**BRANO DA LEGGERE**

· · · ·

In occasione della giornata di mobilitazione nazionale contro le “grandi opere”, Opzione Zero organizza per domani alle 9 una «prima manifestazione di protesta» nella nuova rotonda Pansac sulla Romea a Malcontenta con lo slogan “No autostrada Romea: non ci serve un’altra autostrada, ma una Romea sicura subito!” Il comitato invita cittadini, associazioni, comitati e forze politiche alla massima partecipazione e attacca Governo e Regione:

«Una dissennata operazione – accusa Mattia Donadel presidente di Opzione Zero – o meglio l’ennesimo regalo agli “amici” che non regge alla minima verifica e non risolve il problema della Romea perché il progetto non prevede la messa in sicurezza della statale».

· · · ·

**ESTRATTO DEI DATI**
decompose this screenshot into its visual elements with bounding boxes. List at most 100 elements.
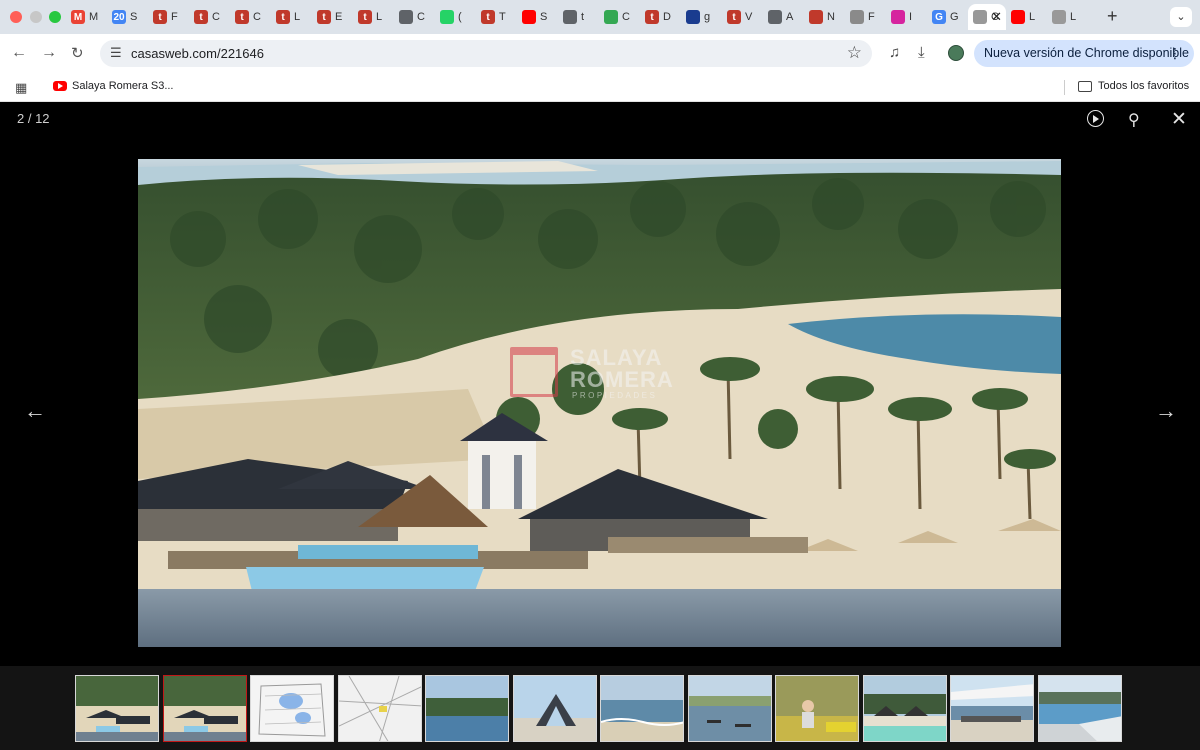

· · · ·

**COMPITO DA SVOLGERE**
Nel brano sulla protesta contro l'autostrada Romea, a che ora è fissata la manifestazione organizzata da Opzione Zero? Per rispondere non è necessario consultare i dati.

**RISULTATO**
Domani alle 9.